▶ _Source data_:

╔══

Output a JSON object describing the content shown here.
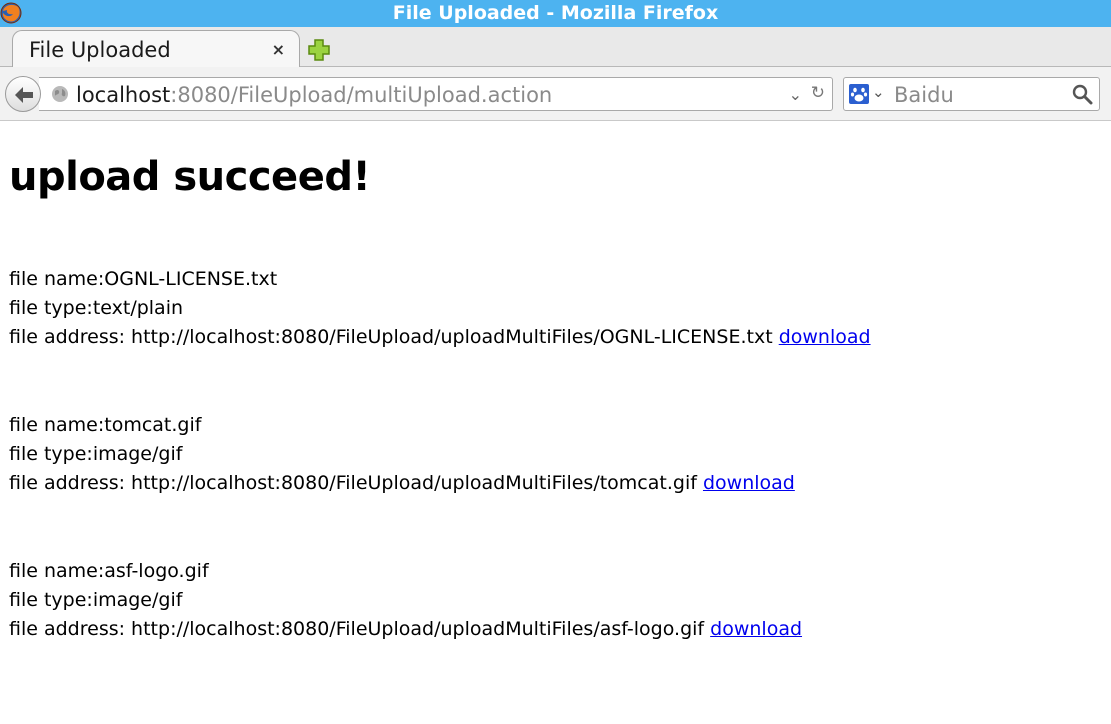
{
  "window": {
    "title": "File Uploaded - Mozilla Firefox"
  },
  "tab": {
    "label": "File Uploaded",
    "close": "×"
  },
  "navbar": {
    "url_host": "localhost",
    "url_rest": ":8080/FileUpload/multiUpload.action",
    "search_placeholder": "Baidu"
  },
  "page": {
    "heading": "upload succeed!",
    "files": [
      {
        "name_line": "file name:OGNL-LICENSE.txt",
        "type_line": "file type:text/plain",
        "address_line": "file address: http://localhost:8080/FileUpload/uploadMultiFiles/OGNL-LICENSE.txt",
        "link_label": "download"
      },
      {
        "name_line": "file name:tomcat.gif",
        "type_line": "file type:image/gif",
        "address_line": "file address: http://localhost:8080/FileUpload/uploadMultiFiles/tomcat.gif",
        "link_label": "download"
      },
      {
        "name_line": "file name:asf-logo.gif",
        "type_line": "file type:image/gif",
        "address_line": "file address: http://localhost:8080/FileUpload/uploadMultiFiles/asf-logo.gif",
        "link_label": "download"
      }
    ]
  },
  "colors": {
    "titlebar": "#4db3f0",
    "link": "#0000ee"
  },
  "icons": [
    "firefox-icon",
    "new-tab-icon",
    "back-arrow-icon",
    "globe-icon",
    "dropdown-icon",
    "reload-icon",
    "baidu-paw-icon",
    "search-icon"
  ]
}
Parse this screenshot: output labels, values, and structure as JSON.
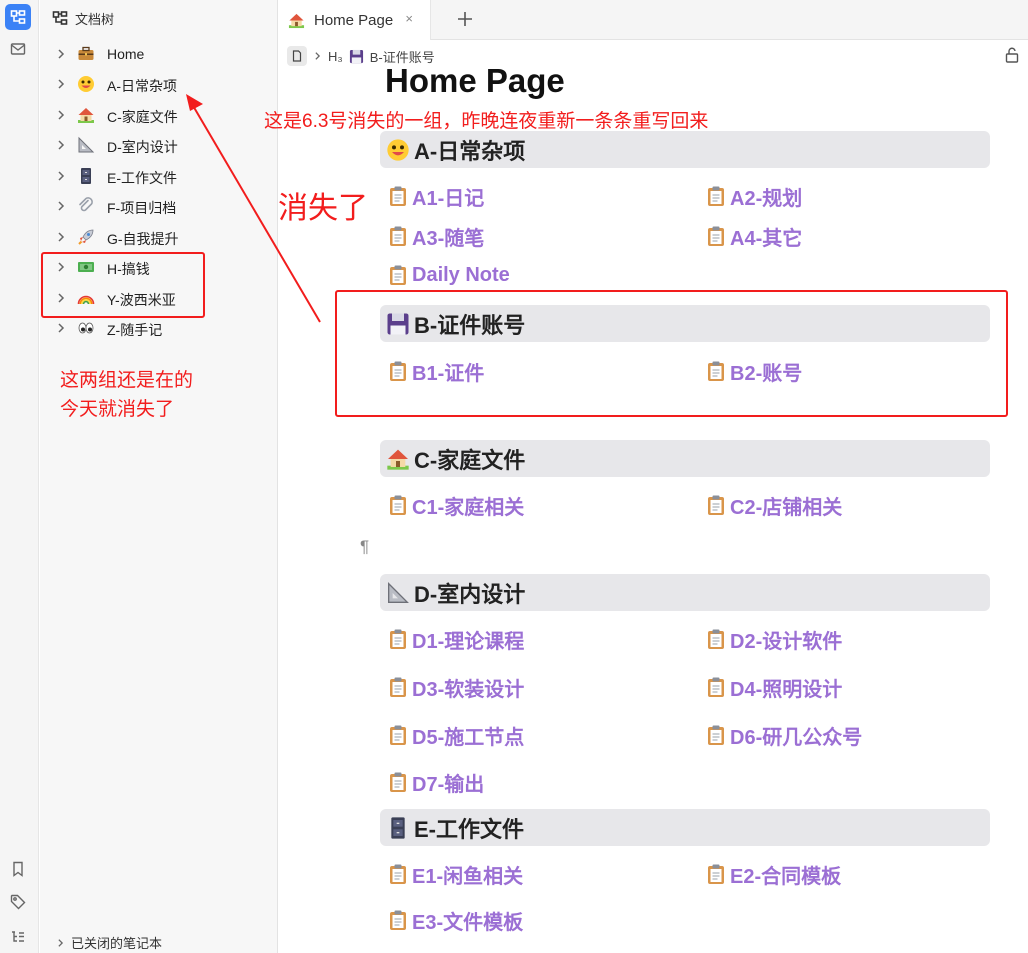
{
  "rail": {
    "top_icons": [
      "doc-tree-icon",
      "inbox-icon"
    ],
    "bottom_icons": [
      "bookmark-icon",
      "tag-icon",
      "outline-icon"
    ]
  },
  "tree": {
    "header_label": "文档树",
    "items": [
      {
        "label": "Home",
        "icon": "briefcase-icon"
      },
      {
        "label": "A-日常杂项",
        "icon": "grinning-face-icon"
      },
      {
        "label": "C-家庭文件",
        "icon": "house-icon"
      },
      {
        "label": "D-室内设计",
        "icon": "triangle-ruler-icon"
      },
      {
        "label": "E-工作文件",
        "icon": "filing-cabinet-icon"
      },
      {
        "label": "F-项目归档",
        "icon": "paperclip-icon"
      },
      {
        "label": "G-自我提升",
        "icon": "rocket-icon"
      },
      {
        "label": "H-搞钱",
        "icon": "money-icon"
      },
      {
        "label": "Y-波西米亚",
        "icon": "rainbow-icon"
      },
      {
        "label": "Z-随手记",
        "icon": "eyes-icon"
      }
    ],
    "closed_notebooks_label": "已关闭的笔记本"
  },
  "tabs": [
    {
      "label": "Home Page",
      "icon": "house-icon",
      "close_glyph": "×"
    }
  ],
  "tab_add_glyph": "+",
  "breadcrumb": {
    "heading_level": "H₃",
    "label": "B-证件账号"
  },
  "page": {
    "title": "Home Page",
    "sections": [
      {
        "heading": "A-日常杂项",
        "icon": "grinning-face-icon",
        "links": [
          "A1-日记",
          "A2-规划",
          "A3-随笔",
          "A4-其它",
          "Daily Note"
        ]
      },
      {
        "heading": "B-证件账号",
        "icon": "floppy-disk-icon",
        "links": [
          "B1-证件",
          "B2-账号"
        ]
      },
      {
        "heading": "C-家庭文件",
        "icon": "house-icon",
        "links": [
          "C1-家庭相关",
          "C2-店铺相关"
        ]
      },
      {
        "heading": "D-室内设计",
        "icon": "triangle-ruler-icon",
        "links": [
          "D1-理论课程",
          "D2-设计软件",
          "D3-软装设计",
          "D4-照明设计",
          "D5-施工节点",
          "D6-研几公众号",
          "D7-输出"
        ]
      },
      {
        "heading": "E-工作文件",
        "icon": "filing-cabinet-icon",
        "links": [
          "E1-闲鱼相关",
          "E2-合同模板",
          "E3-文件模板"
        ]
      }
    ],
    "pilcrow": "¶"
  },
  "annotations": {
    "top_note": "这是6.3号消失的一组，昨晚连夜重新一条条重写回来",
    "vanished": "消失了",
    "left_note_line1": "这两组还是在的",
    "left_note_line2": "今天就消失了"
  },
  "colors": {
    "annotation": "#f21d1d",
    "link": "#9b6fd4",
    "heading_bar": "#e7e7ea",
    "rail_active": "#3b82f6"
  }
}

╚══

▶ _PROBLEM STATEMENT_:
Write out all the entries exactly, except for the pictures.

▶ _EXERCISE RESULT_:
Output a JSON object describing the content shown here.
{
  "window": {
    "title": "File Uploaded - Mozilla Firefox"
  },
  "tab": {
    "label": "File Uploaded",
    "close": "×"
  },
  "navbar": {
    "url_host": "localhost",
    "url_rest": ":8080/FileUpload/multiUpload.action",
    "search_placeholder": "Baidu"
  },
  "page": {
    "heading": "upload succeed!",
    "files": [
      {
        "name_line": "file name:OGNL-LICENSE.txt",
        "type_line": "file type:text/plain",
        "address_line": "file address: http://localhost:8080/FileUpload/uploadMultiFiles/OGNL-LICENSE.txt",
        "link_label": "download"
      },
      {
        "name_line": "file name:tomcat.gif",
        "type_line": "file type:image/gif",
        "address_line": "file address: http://localhost:8080/FileUpload/uploadMultiFiles/tomcat.gif",
        "link_label": "download"
      },
      {
        "name_line": "file name:asf-logo.gif",
        "type_line": "file type:image/gif",
        "address_line": "file address: http://localhost:8080/FileUpload/uploadMultiFiles/asf-logo.gif",
        "link_label": "download"
      }
    ]
  },
  "colors": {
    "titlebar": "#4db3f0",
    "link": "#0000ee"
  },
  "icons": [
    "firefox-icon",
    "new-tab-icon",
    "back-arrow-icon",
    "globe-icon",
    "dropdown-icon",
    "reload-icon",
    "baidu-paw-icon",
    "search-icon"
  ]
}
Parse this screenshot: output labels, values, and structure as JSON.
{
  "rail": {
    "top_icons": [
      "doc-tree-icon",
      "inbox-icon"
    ],
    "bottom_icons": [
      "bookmark-icon",
      "tag-icon",
      "outline-icon"
    ]
  },
  "tree": {
    "header_label": "文档树",
    "items": [
      {
        "label": "Home",
        "icon": "briefcase-icon"
      },
      {
        "label": "A-日常杂项",
        "icon": "grinning-face-icon"
      },
      {
        "label": "C-家庭文件",
        "icon": "house-icon"
      },
      {
        "label": "D-室内设计",
        "icon": "triangle-ruler-icon"
      },
      {
        "label": "E-工作文件",
        "icon": "filing-cabinet-icon"
      },
      {
        "label": "F-项目归档",
        "icon": "paperclip-icon"
      },
      {
        "label": "G-自我提升",
        "icon": "rocket-icon"
      },
      {
        "label": "H-搞钱",
        "icon": "money-icon"
      },
      {
        "label": "Y-波西米亚",
        "icon": "rainbow-icon"
      },
      {
        "label": "Z-随手记",
        "icon": "eyes-icon"
      }
    ],
    "closed_notebooks_label": "已关闭的笔记本"
  },
  "tabs": [
    {
      "label": "Home Page",
      "icon": "house-icon",
      "close_glyph": "×"
    }
  ],
  "tab_add_glyph": "+",
  "breadcrumb": {
    "heading_level": "H₃",
    "label": "B-证件账号"
  },
  "page": {
    "title": "Home Page",
    "sections": [
      {
        "heading": "A-日常杂项",
        "icon": "grinning-face-icon",
        "links": [
          "A1-日记",
          "A2-规划",
          "A3-随笔",
          "A4-其它",
          "Daily Note"
        ]
      },
      {
        "heading": "B-证件账号",
        "icon": "floppy-disk-icon",
        "links": [
          "B1-证件",
          "B2-账号"
        ]
      },
      {
        "heading": "C-家庭文件",
        "icon": "house-icon",
        "links": [
          "C1-家庭相关",
          "C2-店铺相关"
        ]
      },
      {
        "heading": "D-室内设计",
        "icon": "triangle-ruler-icon",
        "links": [
          "D1-理论课程",
          "D2-设计软件",
          "D3-软装设计",
          "D4-照明设计",
          "D5-施工节点",
          "D6-研几公众号",
          "D7-输出"
        ]
      },
      {
        "heading": "E-工作文件",
        "icon": "filing-cabinet-icon",
        "links": [
          "E1-闲鱼相关",
          "E2-合同模板",
          "E3-文件模板"
        ]
      }
    ],
    "pilcrow": "¶"
  },
  "annotations": {
    "top_note": "这是6.3号消失的一组，昨晚连夜重新一条条重写回来",
    "vanished": "消失了",
    "left_note_line1": "这两组还是在的",
    "left_note_line2": "今天就消失了"
  },
  "colors": {
    "annotation": "#f21d1d",
    "link": "#9b6fd4",
    "heading_bar": "#e7e7ea",
    "rail_active": "#3b82f6"
  }
}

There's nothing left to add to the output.